───── EXERCISE MATERIAL ─────

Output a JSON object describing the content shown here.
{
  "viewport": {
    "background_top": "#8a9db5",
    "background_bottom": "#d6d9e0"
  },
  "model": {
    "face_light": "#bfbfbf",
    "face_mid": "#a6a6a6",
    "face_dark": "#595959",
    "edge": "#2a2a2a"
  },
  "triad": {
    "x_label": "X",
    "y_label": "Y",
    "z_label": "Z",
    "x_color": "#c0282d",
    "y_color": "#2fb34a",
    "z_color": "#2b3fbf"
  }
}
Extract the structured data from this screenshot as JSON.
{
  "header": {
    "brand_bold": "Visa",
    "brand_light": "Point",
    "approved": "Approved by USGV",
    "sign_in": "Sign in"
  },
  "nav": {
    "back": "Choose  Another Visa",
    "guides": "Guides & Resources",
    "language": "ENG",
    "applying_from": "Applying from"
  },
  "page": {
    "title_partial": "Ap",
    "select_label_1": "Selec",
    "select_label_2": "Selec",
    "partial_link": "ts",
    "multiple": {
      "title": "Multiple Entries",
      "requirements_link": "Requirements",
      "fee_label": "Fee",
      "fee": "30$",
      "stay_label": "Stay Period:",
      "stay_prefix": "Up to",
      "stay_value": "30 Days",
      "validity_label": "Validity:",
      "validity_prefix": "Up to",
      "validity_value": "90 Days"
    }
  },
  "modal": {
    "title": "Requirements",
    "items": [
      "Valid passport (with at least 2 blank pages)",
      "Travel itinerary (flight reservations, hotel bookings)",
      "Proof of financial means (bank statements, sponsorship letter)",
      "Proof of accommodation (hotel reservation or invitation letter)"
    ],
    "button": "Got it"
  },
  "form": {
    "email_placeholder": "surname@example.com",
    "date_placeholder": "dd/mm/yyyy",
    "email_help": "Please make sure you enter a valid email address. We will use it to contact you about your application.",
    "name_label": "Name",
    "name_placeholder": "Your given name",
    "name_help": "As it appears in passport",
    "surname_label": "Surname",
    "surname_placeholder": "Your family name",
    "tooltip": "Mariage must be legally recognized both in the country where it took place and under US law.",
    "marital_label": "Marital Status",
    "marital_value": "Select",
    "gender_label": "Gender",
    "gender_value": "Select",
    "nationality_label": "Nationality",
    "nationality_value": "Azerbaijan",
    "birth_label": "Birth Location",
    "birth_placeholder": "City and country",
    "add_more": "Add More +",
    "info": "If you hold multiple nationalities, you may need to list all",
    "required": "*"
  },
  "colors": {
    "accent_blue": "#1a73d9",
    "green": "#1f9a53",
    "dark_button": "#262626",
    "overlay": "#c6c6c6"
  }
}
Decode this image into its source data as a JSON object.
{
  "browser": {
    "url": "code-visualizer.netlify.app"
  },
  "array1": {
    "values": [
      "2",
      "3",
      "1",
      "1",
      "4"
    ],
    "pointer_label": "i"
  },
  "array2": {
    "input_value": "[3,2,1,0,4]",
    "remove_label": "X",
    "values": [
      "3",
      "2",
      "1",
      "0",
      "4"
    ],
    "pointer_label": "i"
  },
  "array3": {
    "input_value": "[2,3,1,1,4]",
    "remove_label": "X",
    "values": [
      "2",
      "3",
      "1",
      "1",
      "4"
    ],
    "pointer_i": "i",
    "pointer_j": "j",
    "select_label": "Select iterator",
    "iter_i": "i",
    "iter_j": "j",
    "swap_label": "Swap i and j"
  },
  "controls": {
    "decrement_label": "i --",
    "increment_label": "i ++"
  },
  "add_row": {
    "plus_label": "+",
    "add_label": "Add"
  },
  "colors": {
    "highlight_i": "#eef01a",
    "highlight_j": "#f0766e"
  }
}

─────

_TASK STATEMENT_:
In the entries above, find every line with the word "Proof" and list it.

_TASK OUTPUT_:
      "Proof of financial means (bank statements, sponsorship letter)",
      "Proof of accommodation (hotel reservation or invitation letter)"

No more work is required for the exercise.